(Rows from a figure dataset)

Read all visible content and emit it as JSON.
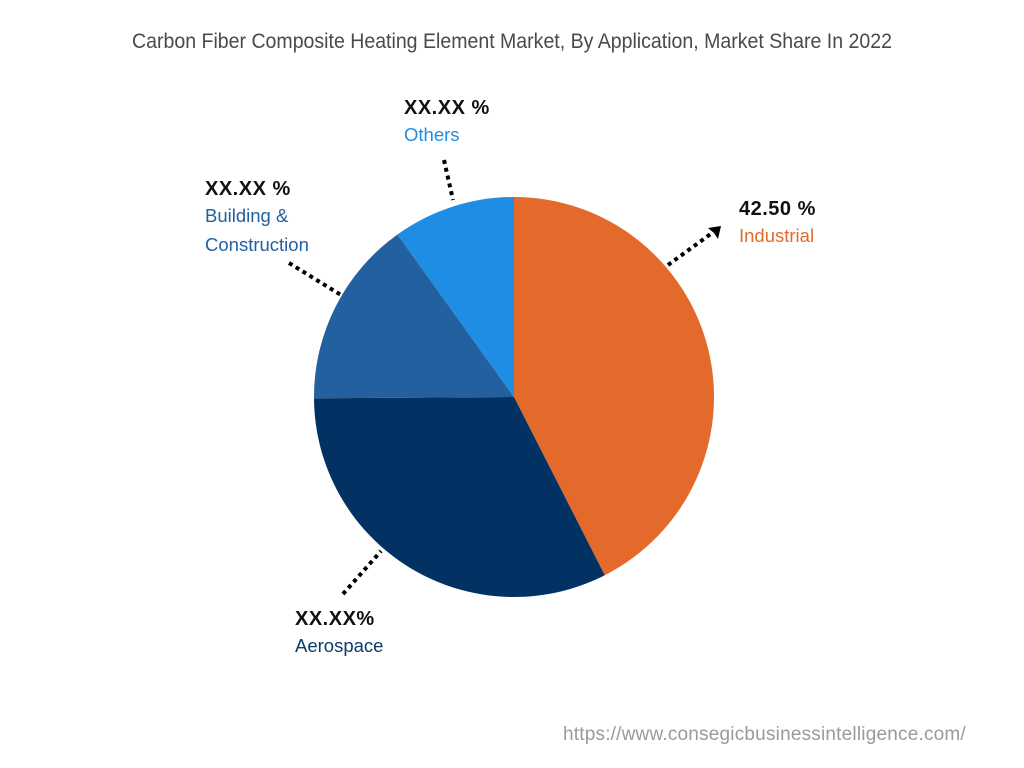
{
  "chart_data": {
    "type": "pie",
    "title": "Carbon Fiber Composite Heating Element Market, By Application, Market Share In 2022",
    "start_angle_deg": 0,
    "direction": "clockwise",
    "center": [
      514,
      397
    ],
    "radius": 200,
    "slices": [
      {
        "name": "Industrial",
        "label": "42.50 %",
        "value": 42.5,
        "color": "#E36A2B"
      },
      {
        "name": "Aerospace",
        "label": "XX.XX%",
        "value": 32.4,
        "color": "#023263"
      },
      {
        "name": "Building & Construction",
        "label": "XX.XX %",
        "value": 15.2,
        "color": "#22609F"
      },
      {
        "name": "Others",
        "label": "XX.XX %",
        "value": 9.9,
        "color": "#1E8DE3"
      }
    ],
    "legend": "none (callout labels)"
  },
  "title": "Carbon Fiber Composite Heating Element Market, By Application, Market Share In 2022",
  "labels": {
    "industrial": {
      "value": "42.50 %",
      "name": "Industrial",
      "color": "#E36A2B"
    },
    "aerospace": {
      "value": "XX.XX%",
      "name": "Aerospace",
      "color": "#0B3A6B"
    },
    "building": {
      "value": "XX.XX %",
      "name_line1": "Building &",
      "name_line2": "Construction",
      "color": "#22609F"
    },
    "others": {
      "value": "XX.XX %",
      "name": "Others",
      "color": "#1E8DE3"
    }
  },
  "footer": {
    "url": "https://www.consegicbusinessintelligence.com/"
  }
}
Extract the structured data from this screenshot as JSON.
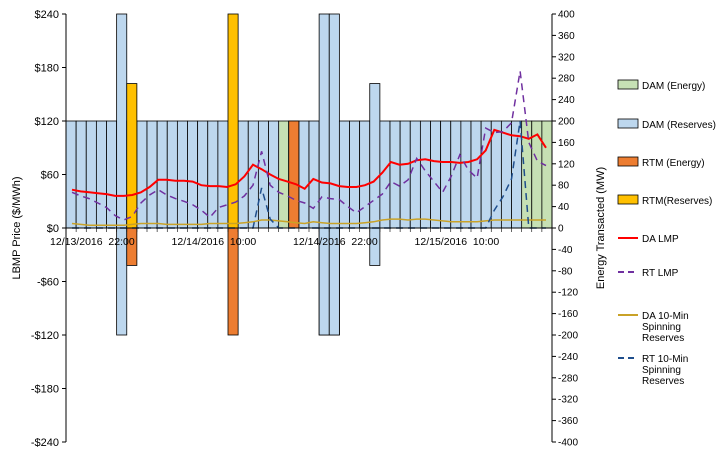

Problem requirements
Leave out the pictures and transcribe everything else exactly.

Response to the task
Read all visible content and emit it as JSON.
{
  "chart_data": {
    "type": "pie",
    "title": "Carbon Fiber Composite Heating Element Market, By Application, Market Share In 2022",
    "start_angle_deg": 0,
    "direction": "clockwise",
    "center": [
      514,
      397
    ],
    "radius": 200,
    "slices": [
      {
        "name": "Industrial",
        "label": "42.50 %",
        "value": 42.5,
        "color": "#E36A2B"
      },
      {
        "name": "Aerospace",
        "label": "XX.XX%",
        "value": 32.4,
        "color": "#023263"
      },
      {
        "name": "Building & Construction",
        "label": "XX.XX %",
        "value": 15.2,
        "color": "#22609F"
      },
      {
        "name": "Others",
        "label": "XX.XX %",
        "value": 9.9,
        "color": "#1E8DE3"
      }
    ],
    "legend": "none (callout labels)"
  },
  "title": "Carbon Fiber Composite Heating Element Market, By Application, Market Share In 2022",
  "labels": {
    "industrial": {
      "value": "42.50 %",
      "name": "Industrial",
      "color": "#E36A2B"
    },
    "aerospace": {
      "value": "XX.XX%",
      "name": "Aerospace",
      "color": "#0B3A6B"
    },
    "building": {
      "value": "XX.XX %",
      "name_line1": "Building &",
      "name_line2": "Construction",
      "color": "#22609F"
    },
    "others": {
      "value": "XX.XX %",
      "name": "Others",
      "color": "#1E8DE3"
    }
  },
  "footer": {
    "url": "https://www.consegicbusinessintelligence.com/"
  }
}
Extract the structured data from this screenshot as JSON.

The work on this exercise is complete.